### Task instructions:
Check each line below for the word "flesh", and copy those that have it.

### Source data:
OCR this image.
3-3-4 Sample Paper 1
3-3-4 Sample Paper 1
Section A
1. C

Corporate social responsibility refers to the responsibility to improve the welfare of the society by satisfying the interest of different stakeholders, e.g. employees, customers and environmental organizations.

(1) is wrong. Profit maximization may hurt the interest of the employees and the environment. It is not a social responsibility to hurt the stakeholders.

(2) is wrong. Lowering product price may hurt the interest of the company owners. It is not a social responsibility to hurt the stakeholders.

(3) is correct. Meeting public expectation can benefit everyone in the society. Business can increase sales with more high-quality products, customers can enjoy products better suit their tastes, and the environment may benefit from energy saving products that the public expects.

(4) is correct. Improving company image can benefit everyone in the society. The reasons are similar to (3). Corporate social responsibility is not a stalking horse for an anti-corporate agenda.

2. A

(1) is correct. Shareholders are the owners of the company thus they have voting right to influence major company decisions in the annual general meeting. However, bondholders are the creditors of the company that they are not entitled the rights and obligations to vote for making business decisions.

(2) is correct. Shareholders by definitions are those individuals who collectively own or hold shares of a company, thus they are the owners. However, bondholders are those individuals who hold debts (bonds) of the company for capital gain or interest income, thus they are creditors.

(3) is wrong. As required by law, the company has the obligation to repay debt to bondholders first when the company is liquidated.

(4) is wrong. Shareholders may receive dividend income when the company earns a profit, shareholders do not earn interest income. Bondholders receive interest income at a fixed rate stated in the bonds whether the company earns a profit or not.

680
---
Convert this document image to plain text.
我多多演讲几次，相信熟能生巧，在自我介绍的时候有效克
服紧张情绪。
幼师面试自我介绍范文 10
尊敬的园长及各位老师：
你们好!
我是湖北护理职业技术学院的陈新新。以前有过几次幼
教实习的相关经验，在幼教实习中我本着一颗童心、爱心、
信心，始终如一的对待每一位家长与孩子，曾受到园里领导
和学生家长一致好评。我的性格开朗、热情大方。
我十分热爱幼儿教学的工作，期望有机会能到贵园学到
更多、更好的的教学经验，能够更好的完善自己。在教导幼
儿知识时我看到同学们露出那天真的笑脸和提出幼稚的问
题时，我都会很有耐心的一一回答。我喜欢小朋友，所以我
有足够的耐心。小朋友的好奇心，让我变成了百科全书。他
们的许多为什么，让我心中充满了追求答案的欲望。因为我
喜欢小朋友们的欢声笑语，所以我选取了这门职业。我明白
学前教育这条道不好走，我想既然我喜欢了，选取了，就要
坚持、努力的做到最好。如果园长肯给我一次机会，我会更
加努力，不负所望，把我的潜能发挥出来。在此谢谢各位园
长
==
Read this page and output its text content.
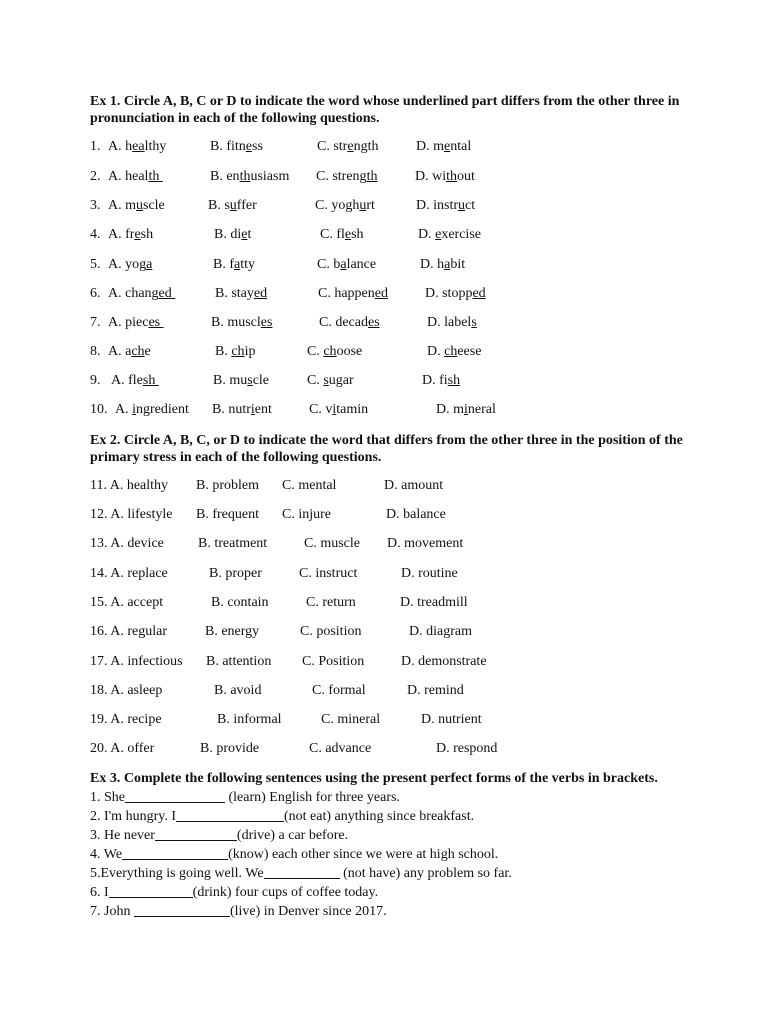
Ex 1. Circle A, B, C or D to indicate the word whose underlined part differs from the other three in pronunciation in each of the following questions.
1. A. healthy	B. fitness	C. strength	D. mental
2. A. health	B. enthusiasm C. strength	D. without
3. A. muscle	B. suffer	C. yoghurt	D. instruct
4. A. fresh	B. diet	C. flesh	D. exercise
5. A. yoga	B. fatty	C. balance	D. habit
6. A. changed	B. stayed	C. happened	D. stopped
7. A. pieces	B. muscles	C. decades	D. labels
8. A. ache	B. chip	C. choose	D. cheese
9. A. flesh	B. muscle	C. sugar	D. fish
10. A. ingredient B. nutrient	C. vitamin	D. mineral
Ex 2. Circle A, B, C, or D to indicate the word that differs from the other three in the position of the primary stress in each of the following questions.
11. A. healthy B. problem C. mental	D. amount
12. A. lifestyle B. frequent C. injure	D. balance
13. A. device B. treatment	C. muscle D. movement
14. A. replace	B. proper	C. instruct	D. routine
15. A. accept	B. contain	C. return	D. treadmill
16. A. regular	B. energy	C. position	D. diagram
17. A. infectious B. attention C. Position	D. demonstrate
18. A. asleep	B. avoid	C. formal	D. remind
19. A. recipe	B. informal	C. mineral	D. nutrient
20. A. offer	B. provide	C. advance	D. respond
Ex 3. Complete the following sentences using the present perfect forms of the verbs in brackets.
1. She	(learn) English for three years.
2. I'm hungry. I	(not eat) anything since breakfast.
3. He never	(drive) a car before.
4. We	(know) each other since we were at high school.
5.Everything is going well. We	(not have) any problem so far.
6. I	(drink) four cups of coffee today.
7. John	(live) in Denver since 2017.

### Reply to the task:
4. A. fresh	B. diet	C. flesh	D. exercise
9. A. flesh	B. muscle	C. sugar	D. fish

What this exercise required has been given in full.